> The records:

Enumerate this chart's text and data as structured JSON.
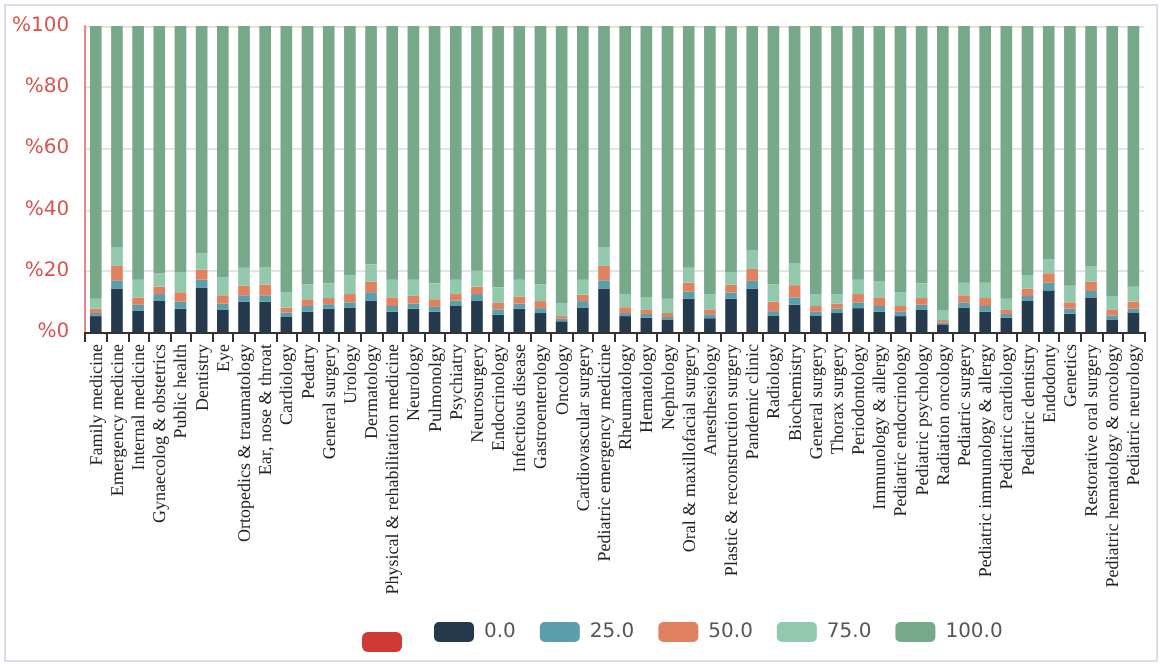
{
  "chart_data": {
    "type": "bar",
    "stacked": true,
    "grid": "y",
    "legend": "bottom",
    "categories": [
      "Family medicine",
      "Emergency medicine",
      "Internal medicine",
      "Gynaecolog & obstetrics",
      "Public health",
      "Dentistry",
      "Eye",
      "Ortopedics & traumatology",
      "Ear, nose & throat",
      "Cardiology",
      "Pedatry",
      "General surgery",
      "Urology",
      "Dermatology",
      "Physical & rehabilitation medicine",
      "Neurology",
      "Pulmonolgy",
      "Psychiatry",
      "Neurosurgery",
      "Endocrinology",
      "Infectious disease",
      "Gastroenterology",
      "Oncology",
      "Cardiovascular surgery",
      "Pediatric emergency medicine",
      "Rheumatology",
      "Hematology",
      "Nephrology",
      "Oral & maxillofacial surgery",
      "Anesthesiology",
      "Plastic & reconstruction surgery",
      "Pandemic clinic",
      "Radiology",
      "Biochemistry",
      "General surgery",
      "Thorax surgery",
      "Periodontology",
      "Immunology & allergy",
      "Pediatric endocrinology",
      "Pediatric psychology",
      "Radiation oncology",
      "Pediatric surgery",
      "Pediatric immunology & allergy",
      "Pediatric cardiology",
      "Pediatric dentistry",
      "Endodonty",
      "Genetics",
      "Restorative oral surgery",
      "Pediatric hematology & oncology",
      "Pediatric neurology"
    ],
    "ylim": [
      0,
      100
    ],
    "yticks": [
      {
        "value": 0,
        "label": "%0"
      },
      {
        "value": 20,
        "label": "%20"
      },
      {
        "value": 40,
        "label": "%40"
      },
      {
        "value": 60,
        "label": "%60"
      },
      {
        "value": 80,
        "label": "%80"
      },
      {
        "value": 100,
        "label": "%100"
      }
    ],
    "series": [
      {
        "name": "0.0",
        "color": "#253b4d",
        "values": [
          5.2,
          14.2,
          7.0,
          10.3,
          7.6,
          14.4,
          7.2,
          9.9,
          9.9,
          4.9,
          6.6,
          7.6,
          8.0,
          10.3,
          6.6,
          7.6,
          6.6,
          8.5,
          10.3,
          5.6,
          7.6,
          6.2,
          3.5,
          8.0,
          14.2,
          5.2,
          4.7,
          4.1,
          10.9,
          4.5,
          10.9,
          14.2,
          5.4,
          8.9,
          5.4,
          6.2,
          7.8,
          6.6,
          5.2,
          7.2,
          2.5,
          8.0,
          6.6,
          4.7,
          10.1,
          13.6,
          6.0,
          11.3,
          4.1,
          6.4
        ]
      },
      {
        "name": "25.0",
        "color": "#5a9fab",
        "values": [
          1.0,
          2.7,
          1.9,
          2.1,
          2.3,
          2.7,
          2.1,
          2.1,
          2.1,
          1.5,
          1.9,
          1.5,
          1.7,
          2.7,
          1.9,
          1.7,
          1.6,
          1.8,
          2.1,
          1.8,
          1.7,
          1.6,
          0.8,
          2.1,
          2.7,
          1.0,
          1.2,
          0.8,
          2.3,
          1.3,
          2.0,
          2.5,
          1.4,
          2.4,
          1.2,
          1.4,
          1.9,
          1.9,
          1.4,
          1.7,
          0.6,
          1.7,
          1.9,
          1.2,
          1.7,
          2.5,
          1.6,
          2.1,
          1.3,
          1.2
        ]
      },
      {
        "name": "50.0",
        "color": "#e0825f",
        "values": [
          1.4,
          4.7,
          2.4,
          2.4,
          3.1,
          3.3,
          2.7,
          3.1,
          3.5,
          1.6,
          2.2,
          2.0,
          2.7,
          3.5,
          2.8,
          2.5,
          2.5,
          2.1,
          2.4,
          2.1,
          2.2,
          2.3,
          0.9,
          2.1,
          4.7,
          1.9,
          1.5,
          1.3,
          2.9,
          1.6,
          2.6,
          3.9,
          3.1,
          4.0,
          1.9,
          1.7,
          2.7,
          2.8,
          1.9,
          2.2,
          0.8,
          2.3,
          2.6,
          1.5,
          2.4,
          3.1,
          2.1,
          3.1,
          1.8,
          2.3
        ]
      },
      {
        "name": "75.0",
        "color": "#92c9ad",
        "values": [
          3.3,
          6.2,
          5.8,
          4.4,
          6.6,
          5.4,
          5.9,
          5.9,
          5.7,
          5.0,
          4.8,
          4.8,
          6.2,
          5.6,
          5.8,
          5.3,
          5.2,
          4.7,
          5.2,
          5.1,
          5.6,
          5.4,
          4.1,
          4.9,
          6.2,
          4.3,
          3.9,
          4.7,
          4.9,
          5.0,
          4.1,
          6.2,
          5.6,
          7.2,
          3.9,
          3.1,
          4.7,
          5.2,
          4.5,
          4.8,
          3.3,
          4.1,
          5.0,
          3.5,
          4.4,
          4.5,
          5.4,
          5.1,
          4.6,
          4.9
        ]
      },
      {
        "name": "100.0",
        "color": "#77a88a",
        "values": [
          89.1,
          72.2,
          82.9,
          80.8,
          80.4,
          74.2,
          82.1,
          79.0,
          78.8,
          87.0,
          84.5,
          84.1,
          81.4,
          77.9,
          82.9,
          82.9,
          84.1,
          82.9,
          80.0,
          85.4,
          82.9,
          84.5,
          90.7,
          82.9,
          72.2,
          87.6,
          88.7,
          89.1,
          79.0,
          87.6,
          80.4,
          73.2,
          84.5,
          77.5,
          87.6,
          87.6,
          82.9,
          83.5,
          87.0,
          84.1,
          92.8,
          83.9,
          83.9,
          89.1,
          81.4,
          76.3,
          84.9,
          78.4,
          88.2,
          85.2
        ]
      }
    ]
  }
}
...
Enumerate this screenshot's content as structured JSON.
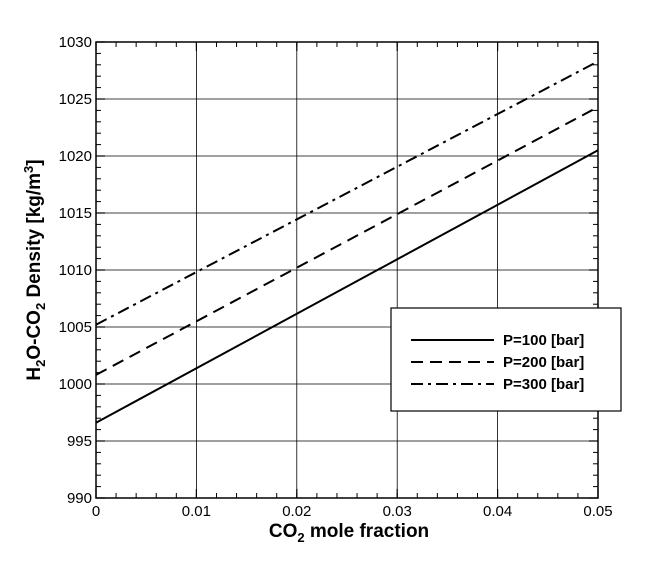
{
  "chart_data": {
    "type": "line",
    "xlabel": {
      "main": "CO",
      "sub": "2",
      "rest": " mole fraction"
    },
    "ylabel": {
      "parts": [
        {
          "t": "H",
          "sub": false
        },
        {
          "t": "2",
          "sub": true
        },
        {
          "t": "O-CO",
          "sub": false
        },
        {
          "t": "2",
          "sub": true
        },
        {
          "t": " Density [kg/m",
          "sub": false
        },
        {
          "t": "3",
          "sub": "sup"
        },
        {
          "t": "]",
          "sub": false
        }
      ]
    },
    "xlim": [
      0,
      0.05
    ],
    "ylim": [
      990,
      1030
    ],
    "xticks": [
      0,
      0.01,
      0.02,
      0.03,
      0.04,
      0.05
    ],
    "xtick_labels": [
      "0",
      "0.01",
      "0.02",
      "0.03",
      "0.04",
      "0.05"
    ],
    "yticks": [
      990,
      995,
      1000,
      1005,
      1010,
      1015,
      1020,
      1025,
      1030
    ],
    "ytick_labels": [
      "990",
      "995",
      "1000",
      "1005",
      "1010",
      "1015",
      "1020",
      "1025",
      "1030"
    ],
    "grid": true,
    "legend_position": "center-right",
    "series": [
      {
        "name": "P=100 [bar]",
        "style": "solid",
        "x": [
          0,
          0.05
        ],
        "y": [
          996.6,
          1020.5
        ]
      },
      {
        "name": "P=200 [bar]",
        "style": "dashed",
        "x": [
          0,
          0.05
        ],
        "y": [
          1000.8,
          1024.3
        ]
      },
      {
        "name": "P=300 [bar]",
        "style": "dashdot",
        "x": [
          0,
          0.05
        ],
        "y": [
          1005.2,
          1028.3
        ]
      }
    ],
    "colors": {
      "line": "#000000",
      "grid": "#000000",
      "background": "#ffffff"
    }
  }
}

> The task:
Collect the complete line wherever the string "JSON" appears in the records.

> Answer:
Enumerate this chart's text and data as structured JSON.
Enumerate this screenshot's content as structured JSON.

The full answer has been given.